Your goal:
Copy the data below exactly.
=====
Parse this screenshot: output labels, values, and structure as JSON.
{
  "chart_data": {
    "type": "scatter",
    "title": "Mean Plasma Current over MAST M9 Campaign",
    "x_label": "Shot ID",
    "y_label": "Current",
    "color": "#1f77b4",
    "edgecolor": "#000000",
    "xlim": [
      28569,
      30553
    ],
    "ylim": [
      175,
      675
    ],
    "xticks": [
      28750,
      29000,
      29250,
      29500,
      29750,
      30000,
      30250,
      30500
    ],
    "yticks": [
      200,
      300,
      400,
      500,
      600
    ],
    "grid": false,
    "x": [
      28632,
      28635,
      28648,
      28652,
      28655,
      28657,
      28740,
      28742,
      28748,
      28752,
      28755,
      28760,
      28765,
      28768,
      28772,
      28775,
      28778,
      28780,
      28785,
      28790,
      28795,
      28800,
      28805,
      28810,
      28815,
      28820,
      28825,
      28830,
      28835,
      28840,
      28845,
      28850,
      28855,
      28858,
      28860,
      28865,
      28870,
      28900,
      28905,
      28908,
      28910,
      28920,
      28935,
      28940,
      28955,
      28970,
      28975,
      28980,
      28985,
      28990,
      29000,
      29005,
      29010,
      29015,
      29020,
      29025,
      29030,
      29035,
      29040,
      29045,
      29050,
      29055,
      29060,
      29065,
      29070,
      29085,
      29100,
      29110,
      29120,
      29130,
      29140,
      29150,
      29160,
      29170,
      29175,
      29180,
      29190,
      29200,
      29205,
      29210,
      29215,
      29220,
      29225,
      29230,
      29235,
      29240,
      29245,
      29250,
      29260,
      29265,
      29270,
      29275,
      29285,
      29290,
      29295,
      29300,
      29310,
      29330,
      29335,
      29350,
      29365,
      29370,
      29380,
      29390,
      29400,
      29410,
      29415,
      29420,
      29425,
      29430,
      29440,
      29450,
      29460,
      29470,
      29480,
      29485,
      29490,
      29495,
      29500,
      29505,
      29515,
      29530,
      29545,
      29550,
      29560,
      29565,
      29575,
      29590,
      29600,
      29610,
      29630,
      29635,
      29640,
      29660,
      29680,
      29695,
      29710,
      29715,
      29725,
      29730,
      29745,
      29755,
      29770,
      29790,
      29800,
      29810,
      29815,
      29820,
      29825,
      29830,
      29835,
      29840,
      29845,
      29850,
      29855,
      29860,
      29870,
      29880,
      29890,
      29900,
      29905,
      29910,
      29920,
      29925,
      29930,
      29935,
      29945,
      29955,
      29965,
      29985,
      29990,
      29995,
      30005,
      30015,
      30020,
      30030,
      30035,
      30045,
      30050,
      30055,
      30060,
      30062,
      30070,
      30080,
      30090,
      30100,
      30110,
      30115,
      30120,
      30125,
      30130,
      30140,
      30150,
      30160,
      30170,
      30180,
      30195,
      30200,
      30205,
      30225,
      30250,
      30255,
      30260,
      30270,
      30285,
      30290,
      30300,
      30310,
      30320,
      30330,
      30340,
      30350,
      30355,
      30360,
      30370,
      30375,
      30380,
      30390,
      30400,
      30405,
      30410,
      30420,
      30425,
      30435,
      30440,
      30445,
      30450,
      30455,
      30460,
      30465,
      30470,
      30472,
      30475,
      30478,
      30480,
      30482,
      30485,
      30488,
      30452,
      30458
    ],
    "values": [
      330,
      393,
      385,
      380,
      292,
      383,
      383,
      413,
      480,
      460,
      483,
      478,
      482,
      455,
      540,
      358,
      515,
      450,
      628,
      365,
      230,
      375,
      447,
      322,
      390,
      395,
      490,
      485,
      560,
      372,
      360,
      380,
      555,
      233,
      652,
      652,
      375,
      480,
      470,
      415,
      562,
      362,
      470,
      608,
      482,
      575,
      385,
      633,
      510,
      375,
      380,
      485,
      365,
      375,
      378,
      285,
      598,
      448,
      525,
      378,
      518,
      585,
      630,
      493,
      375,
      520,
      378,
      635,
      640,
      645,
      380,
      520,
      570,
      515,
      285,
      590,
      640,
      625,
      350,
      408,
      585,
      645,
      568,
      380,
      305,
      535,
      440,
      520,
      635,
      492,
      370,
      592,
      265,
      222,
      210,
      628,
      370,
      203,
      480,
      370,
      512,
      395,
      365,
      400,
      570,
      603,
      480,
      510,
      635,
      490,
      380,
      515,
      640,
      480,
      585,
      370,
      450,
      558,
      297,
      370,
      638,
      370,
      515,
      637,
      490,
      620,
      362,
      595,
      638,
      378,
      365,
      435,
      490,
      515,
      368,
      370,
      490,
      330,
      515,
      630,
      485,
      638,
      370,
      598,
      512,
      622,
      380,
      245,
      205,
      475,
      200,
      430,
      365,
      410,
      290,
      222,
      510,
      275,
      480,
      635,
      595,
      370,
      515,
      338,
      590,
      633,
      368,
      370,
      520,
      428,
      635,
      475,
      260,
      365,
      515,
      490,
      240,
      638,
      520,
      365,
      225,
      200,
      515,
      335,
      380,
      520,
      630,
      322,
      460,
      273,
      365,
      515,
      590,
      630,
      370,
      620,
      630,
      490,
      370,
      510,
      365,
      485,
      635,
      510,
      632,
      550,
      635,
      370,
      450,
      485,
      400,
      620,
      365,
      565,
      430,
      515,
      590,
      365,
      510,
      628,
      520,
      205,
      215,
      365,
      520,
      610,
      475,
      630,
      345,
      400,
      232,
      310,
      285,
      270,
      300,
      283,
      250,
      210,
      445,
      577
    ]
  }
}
=====
Response:
Parse this screenshot: output labels, values, and structure as JSON.
{
  "chart_data": {
    "type": "scatter",
    "title": "Mean Plasma Current over MAST M9 Campaign",
    "x_label": "Shot ID",
    "y_label": "Current",
    "color": "#1f77b4",
    "edgecolor": "#000000",
    "xlim": [
      28569,
      30553
    ],
    "ylim": [
      175,
      675
    ],
    "xticks": [
      28750,
      29000,
      29250,
      29500,
      29750,
      30000,
      30250,
      30500
    ],
    "yticks": [
      200,
      300,
      400,
      500,
      600
    ],
    "grid": false,
    "x": [
      28632,
      28635,
      28648,
      28652,
      28655,
      28657,
      28740,
      28742,
      28748,
      28752,
      28755,
      28760,
      28765,
      28768,
      28772,
      28775,
      28778,
      28780,
      28785,
      28790,
      28795,
      28800,
      28805,
      28810,
      28815,
      28820,
      28825,
      28830,
      28835,
      28840,
      28845,
      28850,
      28855,
      28858,
      28860,
      28865,
      28870,
      28900,
      28905,
      28908,
      28910,
      28920,
      28935,
      28940,
      28955,
      28970,
      28975,
      28980,
      28985,
      28990,
      29000,
      29005,
      29010,
      29015,
      29020,
      29025,
      29030,
      29035,
      29040,
      29045,
      29050,
      29055,
      29060,
      29065,
      29070,
      29085,
      29100,
      29110,
      29120,
      29130,
      29140,
      29150,
      29160,
      29170,
      29175,
      29180,
      29190,
      29200,
      29205,
      29210,
      29215,
      29220,
      29225,
      29230,
      29235,
      29240,
      29245,
      29250,
      29260,
      29265,
      29270,
      29275,
      29285,
      29290,
      29295,
      29300,
      29310,
      29330,
      29335,
      29350,
      29365,
      29370,
      29380,
      29390,
      29400,
      29410,
      29415,
      29420,
      29425,
      29430,
      29440,
      29450,
      29460,
      29470,
      29480,
      29485,
      29490,
      29495,
      29500,
      29505,
      29515,
      29530,
      29545,
      29550,
      29560,
      29565,
      29575,
      29590,
      29600,
      29610,
      29630,
      29635,
      29640,
      29660,
      29680,
      29695,
      29710,
      29715,
      29725,
      29730,
      29745,
      29755,
      29770,
      29790,
      29800,
      29810,
      29815,
      29820,
      29825,
      29830,
      29835,
      29840,
      29845,
      29850,
      29855,
      29860,
      29870,
      29880,
      29890,
      29900,
      29905,
      29910,
      29920,
      29925,
      29930,
      29935,
      29945,
      29955,
      29965,
      29985,
      29990,
      29995,
      30005,
      30015,
      30020,
      30030,
      30035,
      30045,
      30050,
      30055,
      30060,
      30062,
      30070,
      30080,
      30090,
      30100,
      30110,
      30115,
      30120,
      30125,
      30130,
      30140,
      30150,
      30160,
      30170,
      30180,
      30195,
      30200,
      30205,
      30225,
      30250,
      30255,
      30260,
      30270,
      30285,
      30290,
      30300,
      30310,
      30320,
      30330,
      30340,
      30350,
      30355,
      30360,
      30370,
      30375,
      30380,
      30390,
      30400,
      30405,
      30410,
      30420,
      30425,
      30435,
      30440,
      30445,
      30450,
      30455,
      30460,
      30465,
      30470,
      30472,
      30475,
      30478,
      30480,
      30482,
      30485,
      30488,
      30452,
      30458
    ],
    "values": [
      330,
      393,
      385,
      380,
      292,
      383,
      383,
      413,
      480,
      460,
      483,
      478,
      482,
      455,
      540,
      358,
      515,
      450,
      628,
      365,
      230,
      375,
      447,
      322,
      390,
      395,
      490,
      485,
      560,
      372,
      360,
      380,
      555,
      233,
      652,
      652,
      375,
      480,
      470,
      415,
      562,
      362,
      470,
      608,
      482,
      575,
      385,
      633,
      510,
      375,
      380,
      485,
      365,
      375,
      378,
      285,
      598,
      448,
      525,
      378,
      518,
      585,
      630,
      493,
      375,
      520,
      378,
      635,
      640,
      645,
      380,
      520,
      570,
      515,
      285,
      590,
      640,
      625,
      350,
      408,
      585,
      645,
      568,
      380,
      305,
      535,
      440,
      520,
      635,
      492,
      370,
      592,
      265,
      222,
      210,
      628,
      370,
      203,
      480,
      370,
      512,
      395,
      365,
      400,
      570,
      603,
      480,
      510,
      635,
      490,
      380,
      515,
      640,
      480,
      585,
      370,
      450,
      558,
      297,
      370,
      638,
      370,
      515,
      637,
      490,
      620,
      362,
      595,
      638,
      378,
      365,
      435,
      490,
      515,
      368,
      370,
      490,
      330,
      515,
      630,
      485,
      638,
      370,
      598,
      512,
      622,
      380,
      245,
      205,
      475,
      200,
      430,
      365,
      410,
      290,
      222,
      510,
      275,
      480,
      635,
      595,
      370,
      515,
      338,
      590,
      633,
      368,
      370,
      520,
      428,
      635,
      475,
      260,
      365,
      515,
      490,
      240,
      638,
      520,
      365,
      225,
      200,
      515,
      335,
      380,
      520,
      630,
      322,
      460,
      273,
      365,
      515,
      590,
      630,
      370,
      620,
      630,
      490,
      370,
      510,
      365,
      485,
      635,
      510,
      632,
      550,
      635,
      370,
      450,
      485,
      400,
      620,
      365,
      565,
      430,
      515,
      590,
      365,
      510,
      628,
      520,
      205,
      215,
      365,
      520,
      610,
      475,
      630,
      345,
      400,
      232,
      310,
      285,
      270,
      300,
      283,
      250,
      210,
      445,
      577
    ]
  }
}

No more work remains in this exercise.